TASK GOAL:
Determine how many lines contain the string "title". Reply with that figure and nothing else.
-----
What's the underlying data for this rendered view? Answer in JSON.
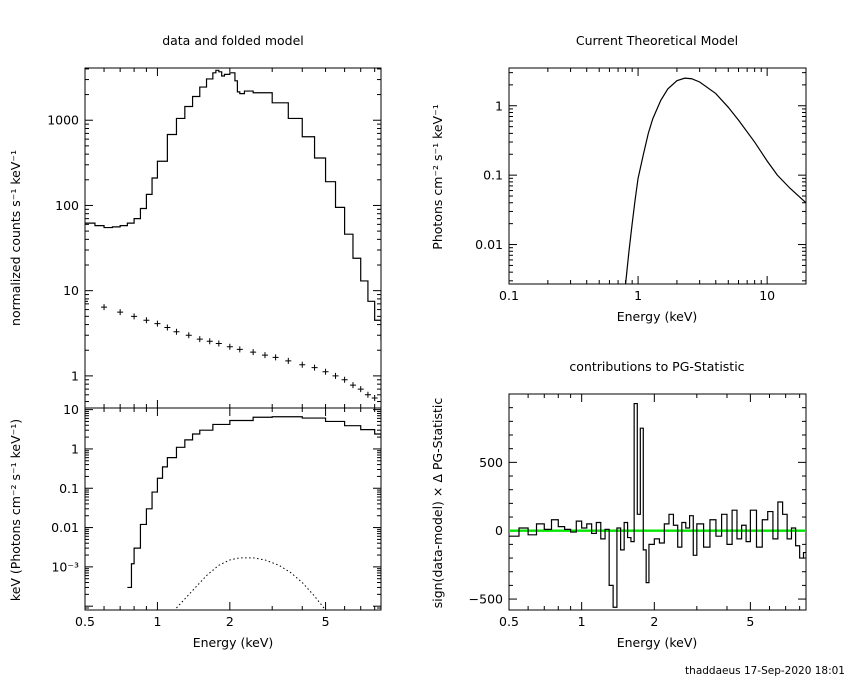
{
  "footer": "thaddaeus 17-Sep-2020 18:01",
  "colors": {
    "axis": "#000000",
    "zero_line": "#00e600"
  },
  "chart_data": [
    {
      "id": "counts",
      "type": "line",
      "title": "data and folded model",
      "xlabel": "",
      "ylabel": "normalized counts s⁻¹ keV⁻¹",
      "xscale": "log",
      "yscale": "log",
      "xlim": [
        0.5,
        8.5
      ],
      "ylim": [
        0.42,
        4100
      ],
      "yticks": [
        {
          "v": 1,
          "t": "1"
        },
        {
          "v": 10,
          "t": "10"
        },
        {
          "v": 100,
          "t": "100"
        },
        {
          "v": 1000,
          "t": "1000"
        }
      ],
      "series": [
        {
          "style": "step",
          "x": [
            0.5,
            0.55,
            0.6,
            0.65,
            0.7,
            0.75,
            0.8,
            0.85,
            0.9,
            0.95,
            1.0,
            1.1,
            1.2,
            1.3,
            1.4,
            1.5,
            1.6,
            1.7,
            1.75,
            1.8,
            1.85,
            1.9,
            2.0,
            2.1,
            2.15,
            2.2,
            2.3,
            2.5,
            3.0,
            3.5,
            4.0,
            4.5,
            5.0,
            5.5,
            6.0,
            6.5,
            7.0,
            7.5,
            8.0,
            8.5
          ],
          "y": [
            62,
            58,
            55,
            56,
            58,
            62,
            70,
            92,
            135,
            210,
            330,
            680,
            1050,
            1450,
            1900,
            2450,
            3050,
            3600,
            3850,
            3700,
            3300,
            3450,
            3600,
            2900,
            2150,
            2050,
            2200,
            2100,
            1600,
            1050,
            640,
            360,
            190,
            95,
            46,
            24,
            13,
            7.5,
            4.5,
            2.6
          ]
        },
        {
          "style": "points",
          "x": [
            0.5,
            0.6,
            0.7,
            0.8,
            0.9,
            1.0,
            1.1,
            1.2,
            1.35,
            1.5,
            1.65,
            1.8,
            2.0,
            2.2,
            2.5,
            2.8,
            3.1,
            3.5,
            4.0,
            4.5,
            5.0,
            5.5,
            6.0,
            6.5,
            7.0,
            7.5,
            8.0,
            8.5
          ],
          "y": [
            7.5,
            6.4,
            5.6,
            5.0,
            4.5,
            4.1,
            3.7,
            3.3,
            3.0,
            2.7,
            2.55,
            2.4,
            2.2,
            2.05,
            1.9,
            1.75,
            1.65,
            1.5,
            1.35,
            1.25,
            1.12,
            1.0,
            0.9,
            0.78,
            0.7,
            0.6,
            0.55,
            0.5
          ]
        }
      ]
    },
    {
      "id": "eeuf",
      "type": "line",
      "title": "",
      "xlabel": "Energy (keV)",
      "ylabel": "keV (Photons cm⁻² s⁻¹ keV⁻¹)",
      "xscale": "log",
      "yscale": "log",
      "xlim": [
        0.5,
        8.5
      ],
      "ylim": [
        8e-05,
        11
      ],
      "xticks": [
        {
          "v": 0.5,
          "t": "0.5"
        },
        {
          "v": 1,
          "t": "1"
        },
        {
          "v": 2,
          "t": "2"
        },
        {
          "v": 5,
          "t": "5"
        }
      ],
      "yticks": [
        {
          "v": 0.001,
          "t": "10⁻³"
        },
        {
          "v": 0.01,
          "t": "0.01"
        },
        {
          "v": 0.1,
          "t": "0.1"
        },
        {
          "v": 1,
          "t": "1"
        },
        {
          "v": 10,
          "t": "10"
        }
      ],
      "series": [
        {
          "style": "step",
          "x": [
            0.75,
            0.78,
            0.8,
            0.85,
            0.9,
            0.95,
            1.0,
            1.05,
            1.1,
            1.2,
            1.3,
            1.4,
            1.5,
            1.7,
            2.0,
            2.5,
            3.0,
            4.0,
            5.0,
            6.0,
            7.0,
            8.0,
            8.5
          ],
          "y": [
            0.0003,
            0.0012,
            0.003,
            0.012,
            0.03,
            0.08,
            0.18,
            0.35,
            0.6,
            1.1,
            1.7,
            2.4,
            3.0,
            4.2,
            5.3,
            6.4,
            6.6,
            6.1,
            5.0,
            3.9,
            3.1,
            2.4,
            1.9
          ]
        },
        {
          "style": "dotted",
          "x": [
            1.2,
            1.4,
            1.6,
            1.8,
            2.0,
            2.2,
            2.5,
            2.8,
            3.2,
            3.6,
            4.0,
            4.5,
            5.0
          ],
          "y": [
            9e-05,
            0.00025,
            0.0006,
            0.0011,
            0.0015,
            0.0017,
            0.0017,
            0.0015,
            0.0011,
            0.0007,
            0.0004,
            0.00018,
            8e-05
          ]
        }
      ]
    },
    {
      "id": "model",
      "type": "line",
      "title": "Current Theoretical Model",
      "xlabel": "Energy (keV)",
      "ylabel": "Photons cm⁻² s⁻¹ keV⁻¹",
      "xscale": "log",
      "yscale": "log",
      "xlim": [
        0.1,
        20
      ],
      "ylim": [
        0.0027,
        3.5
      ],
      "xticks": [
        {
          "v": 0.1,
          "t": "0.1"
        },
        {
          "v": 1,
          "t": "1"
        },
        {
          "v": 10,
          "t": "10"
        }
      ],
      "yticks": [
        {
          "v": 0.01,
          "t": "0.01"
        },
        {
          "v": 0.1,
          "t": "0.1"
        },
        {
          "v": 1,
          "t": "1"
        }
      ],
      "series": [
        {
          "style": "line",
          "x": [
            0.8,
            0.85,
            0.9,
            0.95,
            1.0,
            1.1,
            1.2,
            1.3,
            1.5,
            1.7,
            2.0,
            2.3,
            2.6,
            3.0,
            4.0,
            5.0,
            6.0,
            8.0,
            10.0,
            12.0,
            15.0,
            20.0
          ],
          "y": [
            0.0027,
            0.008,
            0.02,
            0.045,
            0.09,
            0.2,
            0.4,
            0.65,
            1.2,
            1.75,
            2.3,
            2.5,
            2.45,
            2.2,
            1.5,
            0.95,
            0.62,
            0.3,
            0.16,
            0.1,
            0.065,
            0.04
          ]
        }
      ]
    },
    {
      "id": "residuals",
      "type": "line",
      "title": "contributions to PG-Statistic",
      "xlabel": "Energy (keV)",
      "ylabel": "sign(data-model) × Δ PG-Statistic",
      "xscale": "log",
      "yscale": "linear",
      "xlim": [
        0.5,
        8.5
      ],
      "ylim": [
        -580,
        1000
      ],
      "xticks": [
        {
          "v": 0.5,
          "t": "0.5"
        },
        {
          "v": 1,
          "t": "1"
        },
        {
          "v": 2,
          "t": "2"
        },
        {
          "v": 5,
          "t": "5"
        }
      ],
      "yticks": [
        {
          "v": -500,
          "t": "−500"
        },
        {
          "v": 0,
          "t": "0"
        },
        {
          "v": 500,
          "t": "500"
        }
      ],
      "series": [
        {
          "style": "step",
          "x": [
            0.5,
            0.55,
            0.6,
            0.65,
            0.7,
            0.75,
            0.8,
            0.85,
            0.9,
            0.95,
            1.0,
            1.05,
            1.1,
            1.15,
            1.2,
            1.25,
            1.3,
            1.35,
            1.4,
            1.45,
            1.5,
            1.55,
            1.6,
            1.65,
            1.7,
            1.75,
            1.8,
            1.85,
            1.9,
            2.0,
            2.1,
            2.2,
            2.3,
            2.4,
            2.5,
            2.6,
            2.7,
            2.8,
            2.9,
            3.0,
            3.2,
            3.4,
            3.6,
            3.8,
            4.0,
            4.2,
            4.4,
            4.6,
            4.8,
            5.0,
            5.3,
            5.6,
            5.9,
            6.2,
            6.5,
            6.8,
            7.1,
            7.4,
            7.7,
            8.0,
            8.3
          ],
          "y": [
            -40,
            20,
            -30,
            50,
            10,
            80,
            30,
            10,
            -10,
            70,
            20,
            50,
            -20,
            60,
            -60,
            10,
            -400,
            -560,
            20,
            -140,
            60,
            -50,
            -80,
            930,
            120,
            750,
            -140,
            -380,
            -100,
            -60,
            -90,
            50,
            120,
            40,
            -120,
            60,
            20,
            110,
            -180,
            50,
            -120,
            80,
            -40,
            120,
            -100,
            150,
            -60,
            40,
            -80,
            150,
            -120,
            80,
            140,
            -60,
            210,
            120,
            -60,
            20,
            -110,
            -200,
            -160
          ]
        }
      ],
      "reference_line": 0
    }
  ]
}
-----
COMPLETE OUTPUT:
4